**Task brief:** Check every line of the entries for "Bruns", and copy the lines that hold it.

**Excerpted records:**
----
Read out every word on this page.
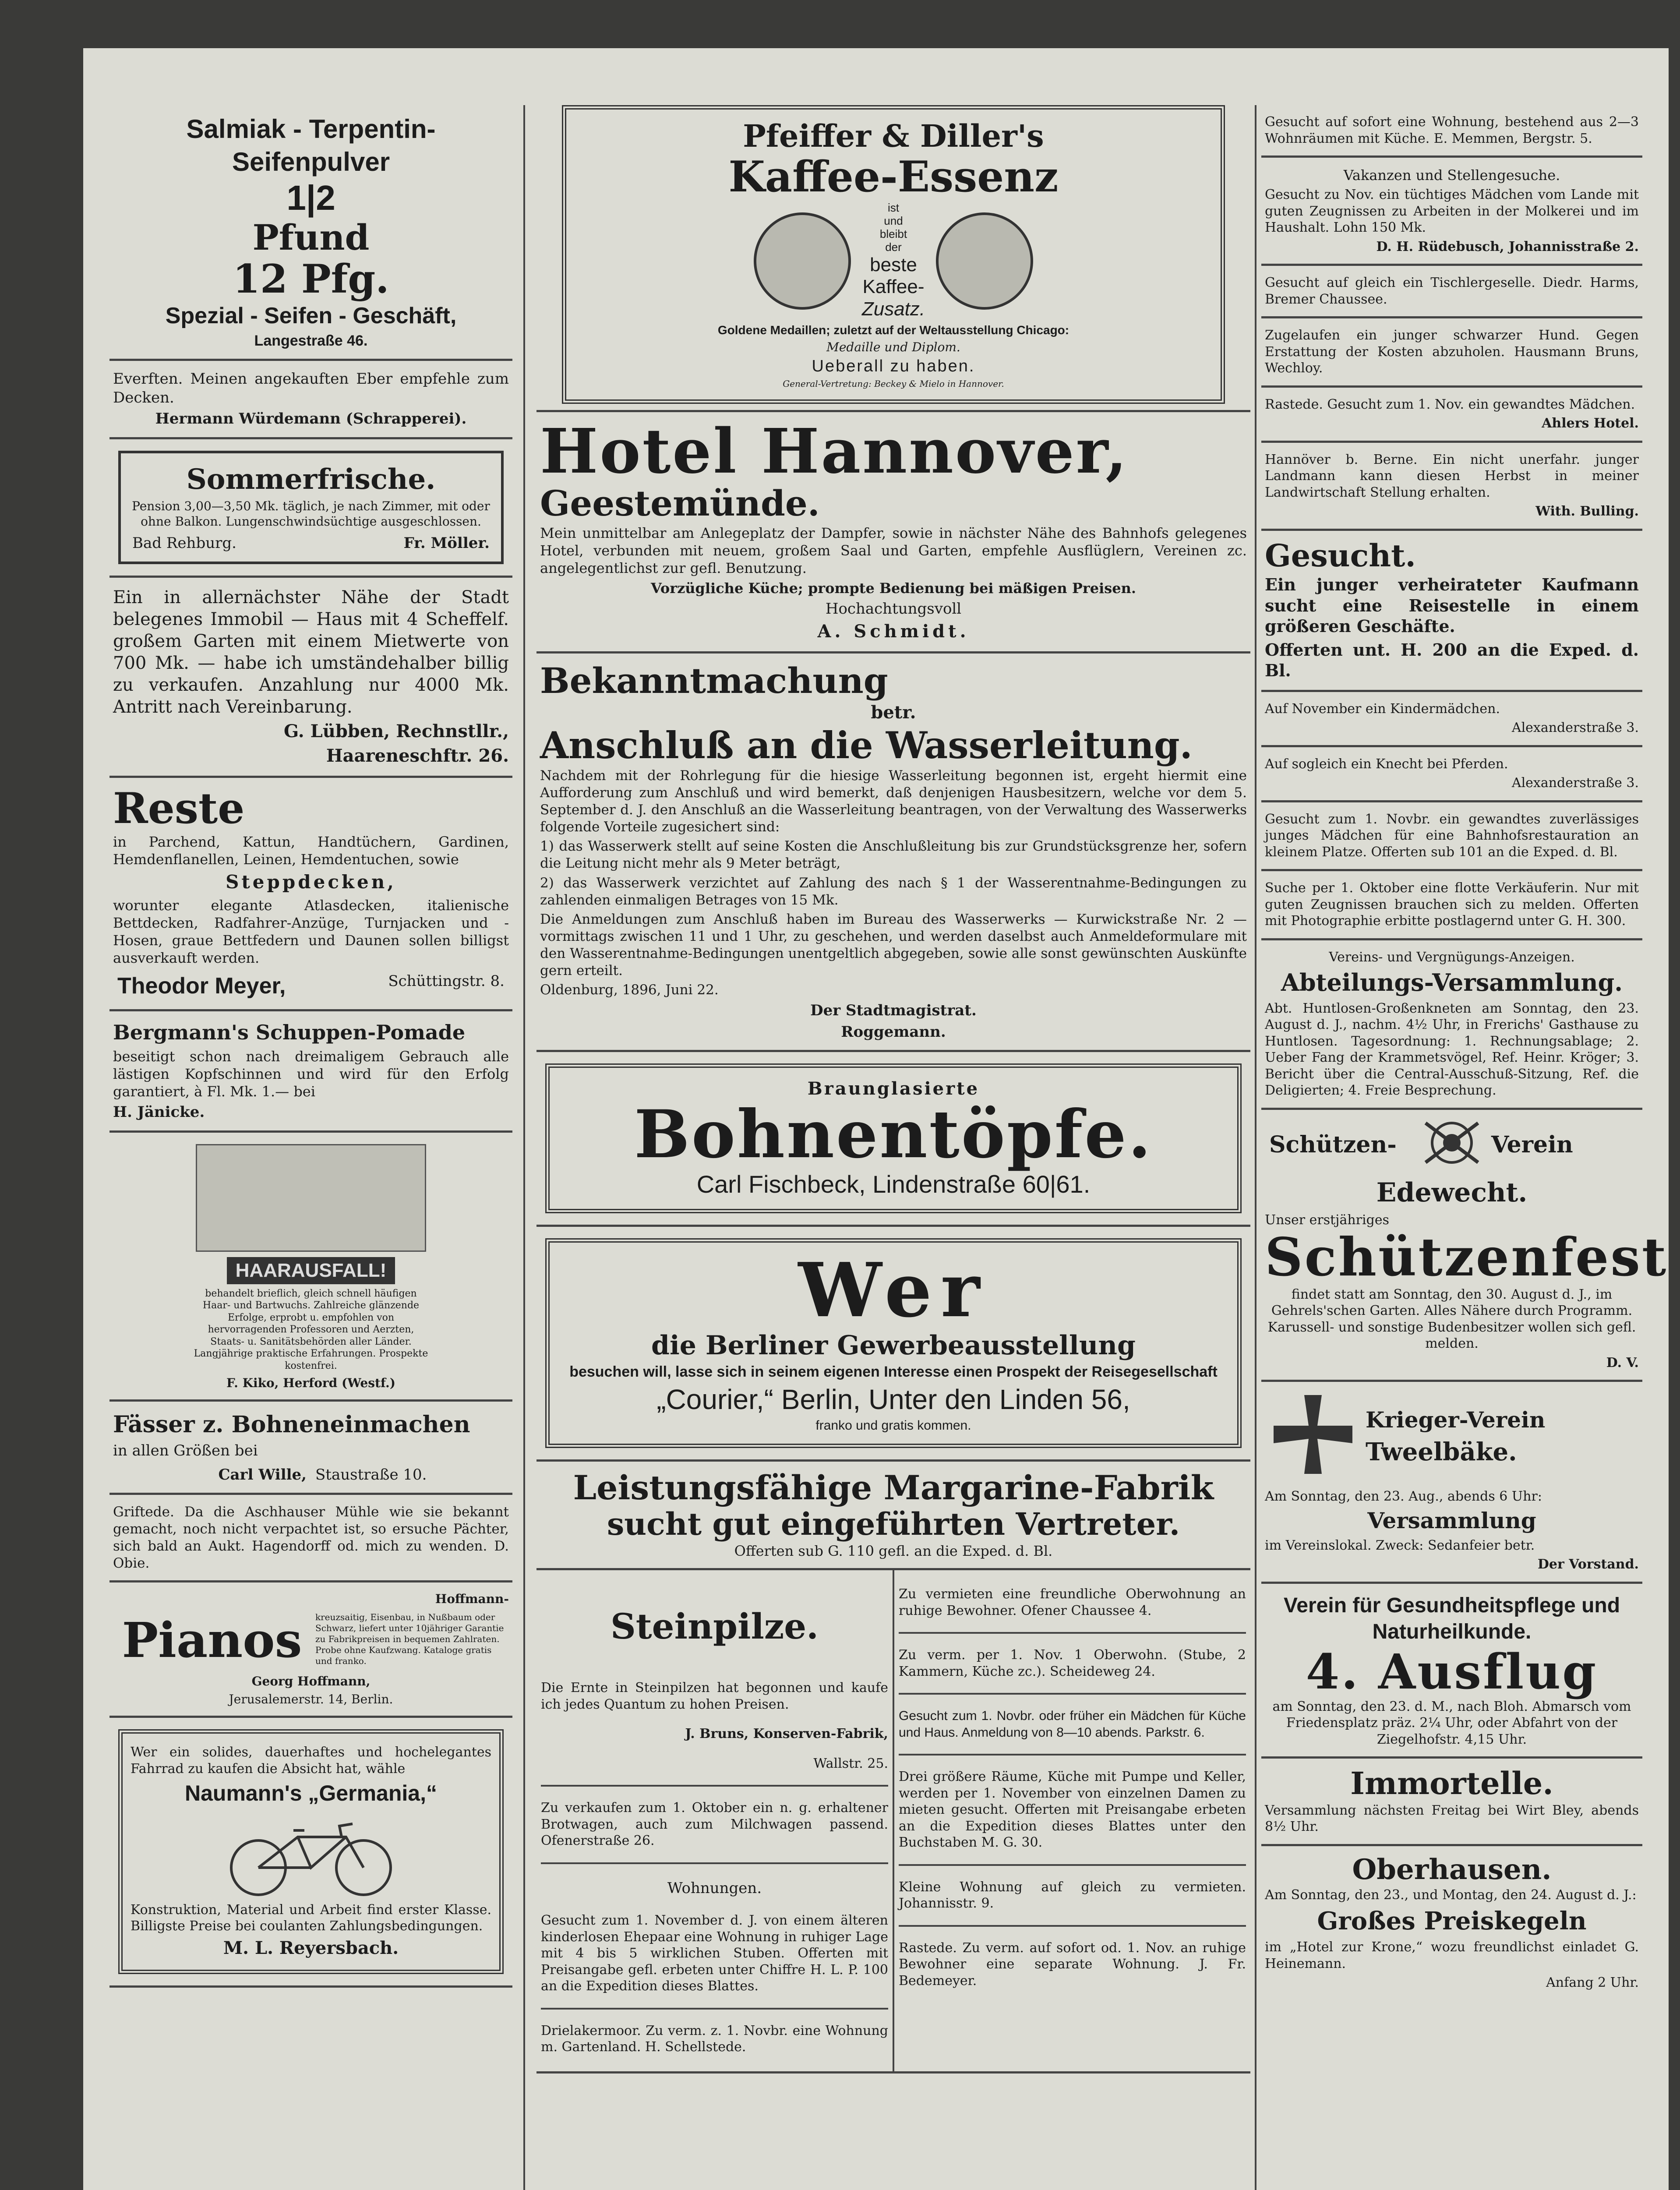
Salmiak - Terpentin-

Seifenpulver

1|2

Pfund

12 Pfg.

Spezial - Seifen - Geschäft,

Langestraße 46.

Everften. Meinen angekauften Eber empfehle zum Decken.

Hermann Würdemann (Schrapperei).

Sommerfrische.

Pension 3,00—3,50 Mk. täglich, je nach Zimmer, mit oder ohne Balkon. Lungenschwindsüchtige ausgeschlossen.

Bad Rehburg.	Fr. Möller.

Ein in allernächster Nähe der Stadt belegenes Immobil — Haus mit 4 Scheffelf. großem Garten mit einem Mietwerte von 700 Mk. — habe ich umständehalber billig zu verkaufen. Anzahlung nur 4000 Mk. Antritt nach Vereinbarung.

G. Lübben, Rechnstllr.,

Haareneschftr. 26.

Reste

in Parchend, Kattun, Handtüchern, Gardinen, Hemdenflanellen, Leinen, Hemdentuchen, sowie

Steppdecken,

worunter elegante Atlasdecken, italienische Bettdecken, Radfahrer-Anzüge, Turnjacken und -Hosen, graue Bettfedern und Daunen sollen billigst ausverkauft werden.

Theodor Meyer,	Schüttingstr. 8.

Bergmann's Schuppen-Pomade

beseitigt schon nach dreimaligem Gebrauch alle lästigen Kopfschinnen und wird für den Erfolg garantiert, à Fl. Mk. 1.— bei

H. Jänicke.

HAARAUSFALL!

behandelt brieflich, gleich schnell häufigen Haar- und Bartwuchs. Zahlreiche glänzende Erfolge, erprobt u. empfohlen von hervorragenden Professoren und Aerzten, Staats- u. Sanitätsbehörden aller Länder. Langjährige praktische Erfahrungen. Prospekte kostenfrei.

F. Kiko, Herford (Westf.)

Fässer z. Bohneneinmachen

in allen Größen bei

Carl Wille, Staustraße 10.

Griftede. Da die Aschhauser Mühle wie sie bekannt gemacht, noch nicht verpachtet ist, so ersuche Pächter, sich bald an Aukt. Hagendorff od. mich zu wenden. D. Obie.

Hoffmann-

Pianos	kreuzsaitig, Eisenbau, in Nußbaum oder Schwarz, liefert unter 10jähriger Garantie zu Fabrikpreisen in bequemen Zahlraten. Probe ohne Kaufzwang. Kataloge gratis und franko.

Georg Hoffmann,

Jerusalemerstr. 14, Berlin.

Wer ein solides, dauerhaftes und hochelegantes Fahrrad zu kaufen die Absicht hat, wähle

Naumann's „Germania,“

Konstruktion, Material und Arbeit find erster Klasse. Billigste Preise bei coulanten Zahlungsbedingungen.

M. L. Reyersbach.

Pfeiffer & Diller's

Kaffee-Essenz

ist
und
bleibt
der
beste
Kaffee-
Zusatz.

Goldene Medaillen; zuletzt auf der Weltausstellung Chicago:

Medaille und Diplom.

Ueberall zu haben.

General-Vertretung: Beckey & Mielo in Hannover.

Hotel Hannover,

Geestemünde.

Mein unmittelbar am Anlegeplatz der Dampfer, sowie in nächster Nähe des Bahnhofs gelegenes Hotel, verbunden mit neuem, großem Saal und Garten, empfehle Ausflüglern, Vereinen zc. angelegentlichst zur gefl. Benutzung.

Vorzügliche Küche; prompte Bedienung bei mäßigen Preisen.

Hochachtungsvoll

A. Schmidt.

Bekanntmachung

betr.

Anschluß an die Wasserleitung.

Nachdem mit der Rohrlegung für die hiesige Wasserleitung begonnen ist, ergeht hiermit eine Aufforderung zum Anschluß und wird bemerkt, daß denjenigen Hausbesitzern, welche vor dem 5. September d. J. den Anschluß an die Wasserleitung beantragen, von der Verwaltung des Wasserwerks folgende Vorteile zugesichert sind:

1) das Wasserwerk stellt auf seine Kosten die Anschlußleitung bis zur Grundstücksgrenze her, sofern die Leitung nicht mehr als 9 Meter beträgt,

2) das Wasserwerk verzichtet auf Zahlung des nach § 1 der Wasserentnahme-Bedingungen zu zahlenden einmaligen Betrages von 15 Mk.

Die Anmeldungen zum Anschluß haben im Bureau des Wasserwerks — Kurwickstraße Nr. 2 — vormittags zwischen 11 und 1 Uhr, zu geschehen, und werden daselbst auch Anmeldeformulare mit den Wasserentnahme-Bedingungen unentgeltlich abgegeben, sowie alle sonst gewünschten Auskünfte gern erteilt.

Oldenburg, 1896, Juni 22.

Der Stadtmagistrat.

Roggemann.

Braunglasierte

Bohnentöpfe.

Carl Fischbeck, Lindenstraße 60|61.

Wer

die Berliner Gewerbeausstellung

besuchen will, lasse sich in seinem eigenen Interesse einen Prospekt der Reisegesellschaft

„Courier,“ Berlin, Unter den Linden 56,

franko und gratis kommen.

Leistungsfähige Margarine-Fabrik

sucht gut eingeführten Vertreter.

Offerten sub G. 110 gefl. an die Exped. d. Bl.

Steinpilze.

Die Ernte in Steinpilzen hat begonnen und kaufe ich jedes Quantum zu hohen Preisen.

J. Bruns, Konserven-Fabrik,

Wallstr. 25.

Zu verkaufen zum 1. Oktober ein n. g. erhaltener Brotwagen, auch zum Milchwagen passend. Ofenerstraße 26.

Wohnungen.

Gesucht zum 1. November d. J. von einem älteren kinderlosen Ehepaar eine Wohnung in ruhiger Lage mit 4 bis 5 wirklichen Stuben. Offerten mit Preisangabe gefl. erbeten unter Chiffre H. L. P. 100 an die Expedition dieses Blattes.

Drielakermoor. Zu verm. z. 1. Novbr. eine Wohnung m. Gartenland. H. Schellstede.

Zu vermieten eine freundliche Oberwohnung an ruhige Bewohner. Ofener Chaussee 4.

Zu verm. per 1. Nov. 1 Oberwohn. (Stube, 2 Kammern, Küche zc.). Scheideweg 24.

Gesucht zum 1. Novbr. oder früher ein Mädchen für Küche und Haus. Anmeldung von 8—10 abends. Parkstr. 6.

Drei größere Räume, Küche mit Pumpe und Keller, werden per 1. November von einzelnen Damen zu mieten gesucht. Offerten mit Preisangabe erbeten an die Expedition dieses Blattes unter den Buchstaben M. G. 30.

Kleine Wohnung auf gleich zu vermieten. Johannisstr. 9.

Rastede. Zu verm. auf sofort od. 1. Nov. an ruhige Bewohner eine separate Wohnung. J. Fr. Bedemeyer.

Gesucht auf sofort eine Wohnung, bestehend aus 2—3 Wohnräumen mit Küche. E. Memmen, Bergstr. 5.

Vakanzen und Stellengesuche.

Gesucht zu Nov. ein tüchtiges Mädchen vom Lande mit guten Zeugnissen zu Arbeiten in der Molkerei und im Haushalt. Lohn 150 Mk.

D. H. Rüdebusch, Johannisstraße 2.

Gesucht auf gleich ein Tischlergeselle. Diedr. Harms, Bremer Chaussee.

Zugelaufen ein junger schwarzer Hund. Gegen Erstattung der Kosten abzuholen. Hausmann Bruns, Wechloy.

Rastede. Gesucht zum 1. Nov. ein gewandtes Mädchen.

Ahlers Hotel.

Hannöver b. Berne. Ein nicht unerfahr. junger Landmann kann diesen Herbst in meiner Landwirtschaft Stellung erhalten.

With. Bulling.

Gesucht.

Ein junger verheirateter Kaufmann sucht eine Reisestelle in einem größeren Geschäfte.

Offerten unt. H. 200 an die Exped. d. Bl.

Auf November ein Kindermädchen.

Alexanderstraße 3.

Auf sogleich ein Knecht bei Pferden.

Alexanderstraße 3.

Gesucht zum 1. Novbr. ein gewandtes zuverlässiges junges Mädchen für eine Bahnhofsrestauration an kleinem Platze. Offerten sub 101 an die Exped. d. Bl.

Suche per 1. Oktober eine flotte Verkäuferin. Nur mit guten Zeugnissen brauchen sich zu melden. Offerten mit Photographie erbitte postlagernd unter G. H. 300.

Vereins- und Vergnügungs-Anzeigen.

Abteilungs-Versammlung.

Abt. Huntlosen-Großenkneten am Sonntag, den 23. August d. J., nachm. 4½ Uhr, in Frerichs' Gasthause zu Huntlosen. Tagesordnung: 1. Rechnungsablage; 2. Ueber Fang der Krammetsvögel, Ref. Heinr. Kröger; 3. Bericht über die Central-Ausschuß-Sitzung, Ref. die Deligierten; 4. Freie Besprechung.

Schützen-	Verein

Edewecht.

Unser erstjähriges

Schützenfest

findet statt am Sonntag, den 30. August d. J., im Gehrels'schen Garten. Alles Nähere durch Programm. Karussell- und sonstige Budenbesitzer wollen sich gefl. melden.

D. V.

Krieger-Verein

Tweelbäke.

Am Sonntag, den 23. Aug., abends 6 Uhr:

Versammlung

im Vereinslokal. Zweck: Sedanfeier betr.

Der Vorstand.

Verein für Gesundheitspflege und Naturheilkunde.

4. Ausflug

am Sonntag, den 23. d. M., nach Bloh. Abmarsch vom Friedensplatz präz. 2¼ Uhr, oder Abfahrt von der Ziegelhofstr. 4,15 Uhr.

Immortelle.

Versammlung nächsten Freitag bei Wirt Bley, abends 8½ Uhr.

Oberhausen.

Am Sonntag, den 23., und Montag, den 24. August d. J.:

Großes Preiskegeln

im „Hotel zur Krone,“ wozu freundlichst einladet G. Heinemann.

Anfang 2 Uhr.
----
**Expected answer:**
J. Bruns, Konserven-Fabrik,
Zugelaufen ein junger schwarzer Hund. Gegen Erstattung der Kosten abzuholen. Hausmann Bruns, Wechloy.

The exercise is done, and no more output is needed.